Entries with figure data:
========================

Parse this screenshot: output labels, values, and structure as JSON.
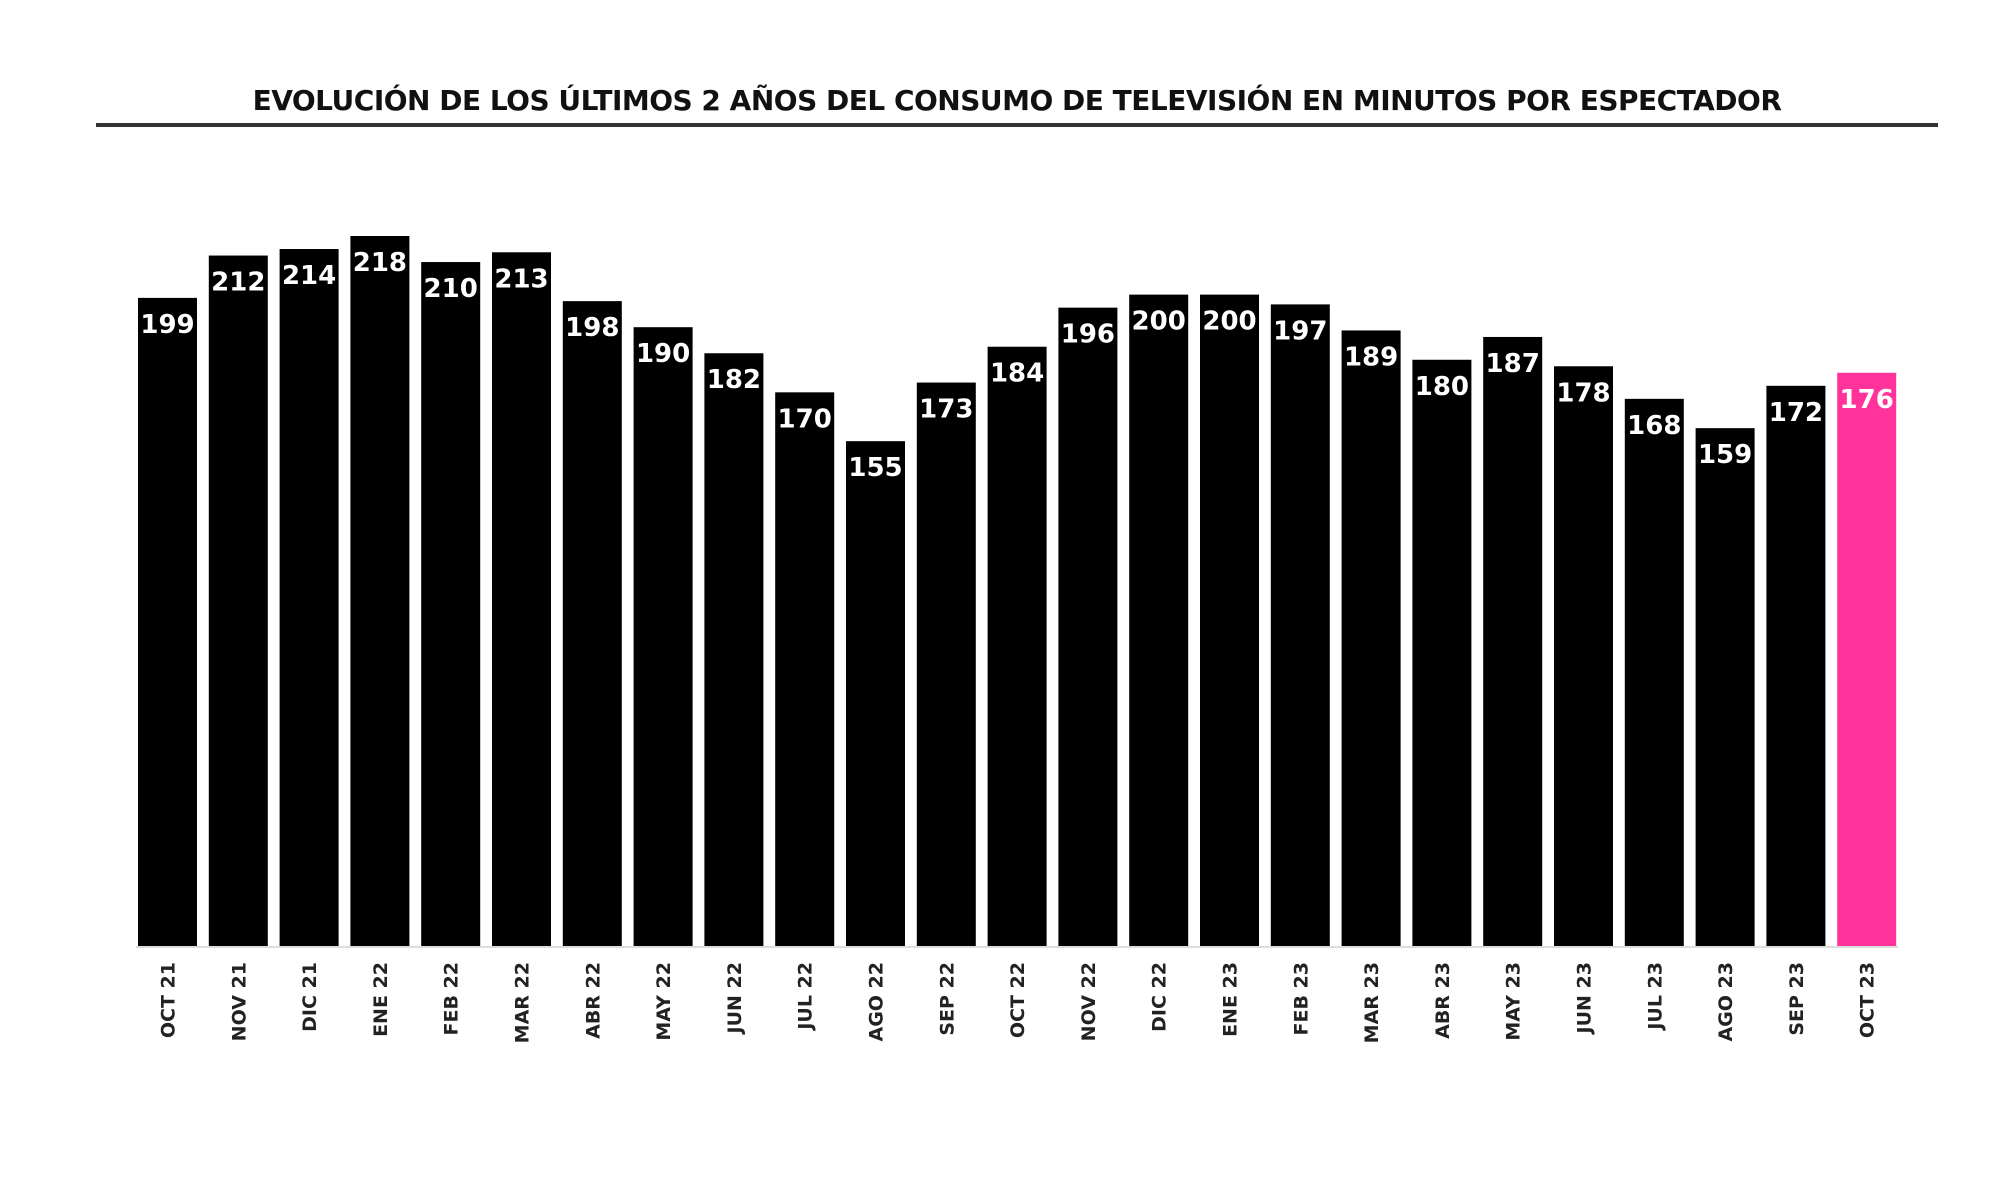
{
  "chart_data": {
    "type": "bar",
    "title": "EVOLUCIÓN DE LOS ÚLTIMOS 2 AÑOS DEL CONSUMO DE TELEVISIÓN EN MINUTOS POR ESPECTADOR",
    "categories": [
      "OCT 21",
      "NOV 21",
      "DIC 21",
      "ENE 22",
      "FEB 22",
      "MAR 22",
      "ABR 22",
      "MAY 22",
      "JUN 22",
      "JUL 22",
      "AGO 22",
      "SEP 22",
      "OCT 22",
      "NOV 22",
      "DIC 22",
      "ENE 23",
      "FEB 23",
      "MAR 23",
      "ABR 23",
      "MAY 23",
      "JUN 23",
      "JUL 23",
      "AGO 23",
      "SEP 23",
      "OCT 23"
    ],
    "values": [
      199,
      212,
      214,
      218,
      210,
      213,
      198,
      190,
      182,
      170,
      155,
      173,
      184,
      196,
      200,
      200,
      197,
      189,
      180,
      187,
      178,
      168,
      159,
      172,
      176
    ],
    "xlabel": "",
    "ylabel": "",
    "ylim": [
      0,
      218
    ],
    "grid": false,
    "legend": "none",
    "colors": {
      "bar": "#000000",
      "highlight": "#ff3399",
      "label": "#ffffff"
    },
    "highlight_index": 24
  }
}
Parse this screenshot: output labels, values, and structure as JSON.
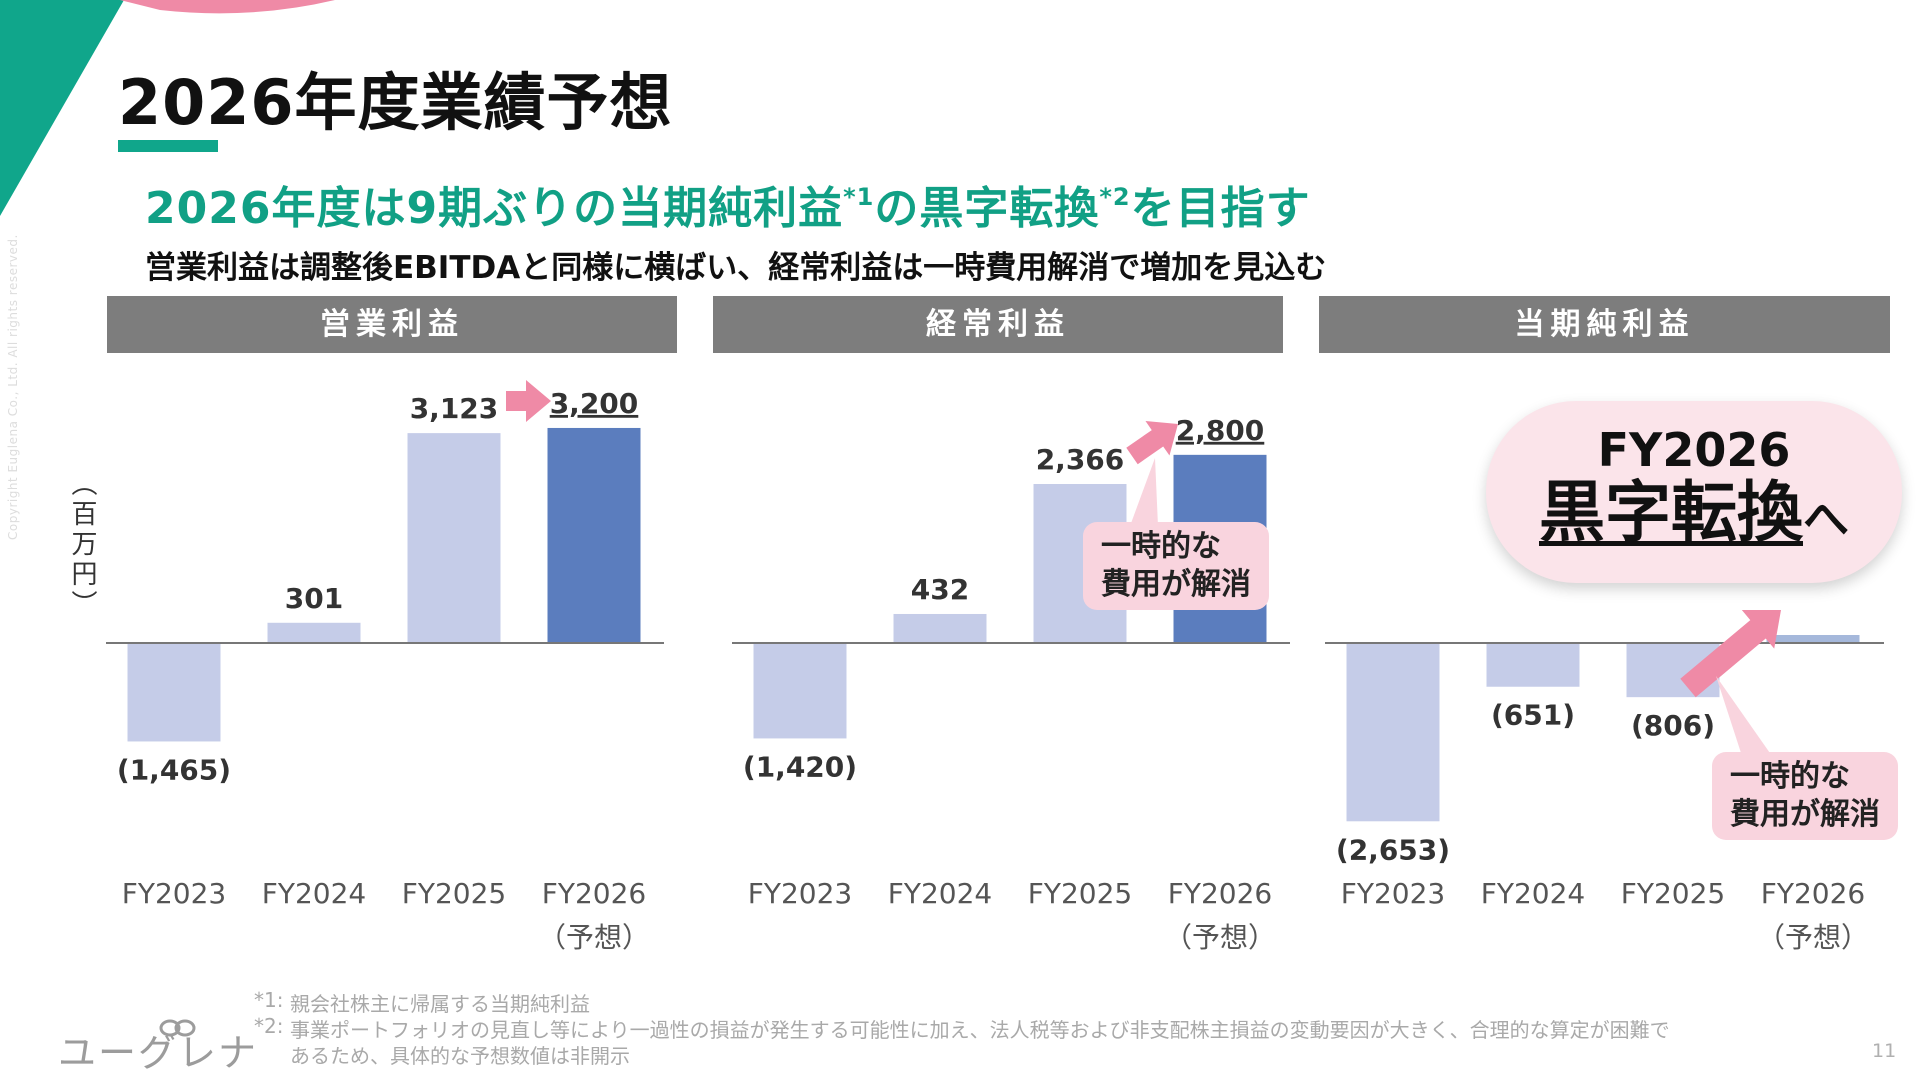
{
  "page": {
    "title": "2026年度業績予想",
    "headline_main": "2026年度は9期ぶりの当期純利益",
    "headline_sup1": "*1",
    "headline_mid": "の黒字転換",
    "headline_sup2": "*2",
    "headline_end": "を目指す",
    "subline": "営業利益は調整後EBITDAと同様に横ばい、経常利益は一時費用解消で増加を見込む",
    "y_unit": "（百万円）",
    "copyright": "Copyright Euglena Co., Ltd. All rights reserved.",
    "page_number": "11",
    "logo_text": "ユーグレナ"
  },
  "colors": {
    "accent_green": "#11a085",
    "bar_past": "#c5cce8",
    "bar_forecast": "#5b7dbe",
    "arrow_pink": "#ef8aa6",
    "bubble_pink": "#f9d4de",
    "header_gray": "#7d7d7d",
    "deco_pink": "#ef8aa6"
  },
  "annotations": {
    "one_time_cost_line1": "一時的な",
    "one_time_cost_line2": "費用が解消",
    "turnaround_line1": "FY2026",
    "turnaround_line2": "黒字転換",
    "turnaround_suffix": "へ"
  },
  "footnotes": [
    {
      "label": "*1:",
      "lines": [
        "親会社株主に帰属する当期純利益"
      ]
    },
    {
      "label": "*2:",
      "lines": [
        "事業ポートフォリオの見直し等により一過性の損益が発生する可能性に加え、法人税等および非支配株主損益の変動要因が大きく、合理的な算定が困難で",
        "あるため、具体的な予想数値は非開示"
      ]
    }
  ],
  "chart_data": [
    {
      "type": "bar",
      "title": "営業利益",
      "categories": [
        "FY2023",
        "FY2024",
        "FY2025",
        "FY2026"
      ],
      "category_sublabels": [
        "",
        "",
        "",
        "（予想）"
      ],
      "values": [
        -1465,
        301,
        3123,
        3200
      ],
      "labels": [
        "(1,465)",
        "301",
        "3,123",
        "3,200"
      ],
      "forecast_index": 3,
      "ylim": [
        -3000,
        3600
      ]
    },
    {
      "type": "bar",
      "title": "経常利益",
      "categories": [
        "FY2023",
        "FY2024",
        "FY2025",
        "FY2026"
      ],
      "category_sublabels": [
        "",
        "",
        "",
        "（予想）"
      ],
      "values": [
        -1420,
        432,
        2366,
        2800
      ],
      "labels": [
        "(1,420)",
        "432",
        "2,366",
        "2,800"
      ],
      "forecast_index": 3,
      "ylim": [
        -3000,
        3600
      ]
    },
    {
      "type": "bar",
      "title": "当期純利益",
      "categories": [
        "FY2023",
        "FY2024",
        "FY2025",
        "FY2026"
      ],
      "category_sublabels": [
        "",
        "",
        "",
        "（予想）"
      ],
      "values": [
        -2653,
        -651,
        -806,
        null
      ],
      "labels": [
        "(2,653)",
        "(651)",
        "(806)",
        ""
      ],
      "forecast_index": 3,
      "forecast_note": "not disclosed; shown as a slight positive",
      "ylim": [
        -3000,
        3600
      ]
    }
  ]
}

========================

Pictures in the records above should not be copied. Repeat everything else exactly.

**Exercise output:**
Parse this screenshot: output labels, values, and structure as JSON.
{
  "chart_data": {
    "type": "bar",
    "title": "EVOLUCIÓN DE LOS ÚLTIMOS 2 AÑOS DEL CONSUMO DE TELEVISIÓN EN MINUTOS POR ESPECTADOR",
    "categories": [
      "OCT 21",
      "NOV 21",
      "DIC 21",
      "ENE 22",
      "FEB 22",
      "MAR 22",
      "ABR 22",
      "MAY 22",
      "JUN 22",
      "JUL 22",
      "AGO 22",
      "SEP 22",
      "OCT 22",
      "NOV 22",
      "DIC 22",
      "ENE 23",
      "FEB 23",
      "MAR 23",
      "ABR 23",
      "MAY 23",
      "JUN 23",
      "JUL 23",
      "AGO 23",
      "SEP 23",
      "OCT 23"
    ],
    "values": [
      199,
      212,
      214,
      218,
      210,
      213,
      198,
      190,
      182,
      170,
      155,
      173,
      184,
      196,
      200,
      200,
      197,
      189,
      180,
      187,
      178,
      168,
      159,
      172,
      176
    ],
    "xlabel": "",
    "ylabel": "",
    "ylim": [
      0,
      218
    ],
    "grid": false,
    "legend": "none",
    "colors": {
      "bar": "#000000",
      "highlight": "#ff3399",
      "label": "#ffffff"
    },
    "highlight_index": 24
  }
}
Parse this screenshot: output labels, values, and structure as JSON.
{
  "page": {
    "title": "2026年度業績予想",
    "headline_main": "2026年度は9期ぶりの当期純利益",
    "headline_sup1": "*1",
    "headline_mid": "の黒字転換",
    "headline_sup2": "*2",
    "headline_end": "を目指す",
    "subline": "営業利益は調整後EBITDAと同様に横ばい、経常利益は一時費用解消で増加を見込む",
    "y_unit": "（百万円）",
    "copyright": "Copyright Euglena Co., Ltd. All rights reserved.",
    "page_number": "11",
    "logo_text": "ユーグレナ"
  },
  "colors": {
    "accent_green": "#11a085",
    "bar_past": "#c5cce8",
    "bar_forecast": "#5b7dbe",
    "arrow_pink": "#ef8aa6",
    "bubble_pink": "#f9d4de",
    "header_gray": "#7d7d7d",
    "deco_pink": "#ef8aa6"
  },
  "annotations": {
    "one_time_cost_line1": "一時的な",
    "one_time_cost_line2": "費用が解消",
    "turnaround_line1": "FY2026",
    "turnaround_line2": "黒字転換",
    "turnaround_suffix": "へ"
  },
  "footnotes": [
    {
      "label": "*1:",
      "lines": [
        "親会社株主に帰属する当期純利益"
      ]
    },
    {
      "label": "*2:",
      "lines": [
        "事業ポートフォリオの見直し等により一過性の損益が発生する可能性に加え、法人税等および非支配株主損益の変動要因が大きく、合理的な算定が困難で",
        "あるため、具体的な予想数値は非開示"
      ]
    }
  ],
  "chart_data": [
    {
      "type": "bar",
      "title": "営業利益",
      "categories": [
        "FY2023",
        "FY2024",
        "FY2025",
        "FY2026"
      ],
      "category_sublabels": [
        "",
        "",
        "",
        "（予想）"
      ],
      "values": [
        -1465,
        301,
        3123,
        3200
      ],
      "labels": [
        "(1,465)",
        "301",
        "3,123",
        "3,200"
      ],
      "forecast_index": 3,
      "ylim": [
        -3000,
        3600
      ]
    },
    {
      "type": "bar",
      "title": "経常利益",
      "categories": [
        "FY2023",
        "FY2024",
        "FY2025",
        "FY2026"
      ],
      "category_sublabels": [
        "",
        "",
        "",
        "（予想）"
      ],
      "values": [
        -1420,
        432,
        2366,
        2800
      ],
      "labels": [
        "(1,420)",
        "432",
        "2,366",
        "2,800"
      ],
      "forecast_index": 3,
      "ylim": [
        -3000,
        3600
      ]
    },
    {
      "type": "bar",
      "title": "当期純利益",
      "categories": [
        "FY2023",
        "FY2024",
        "FY2025",
        "FY2026"
      ],
      "category_sublabels": [
        "",
        "",
        "",
        "（予想）"
      ],
      "values": [
        -2653,
        -651,
        -806,
        null
      ],
      "labels": [
        "(2,653)",
        "(651)",
        "(806)",
        ""
      ],
      "forecast_index": 3,
      "forecast_note": "not disclosed; shown as a slight positive",
      "ylim": [
        -3000,
        3600
      ]
    }
  ]
}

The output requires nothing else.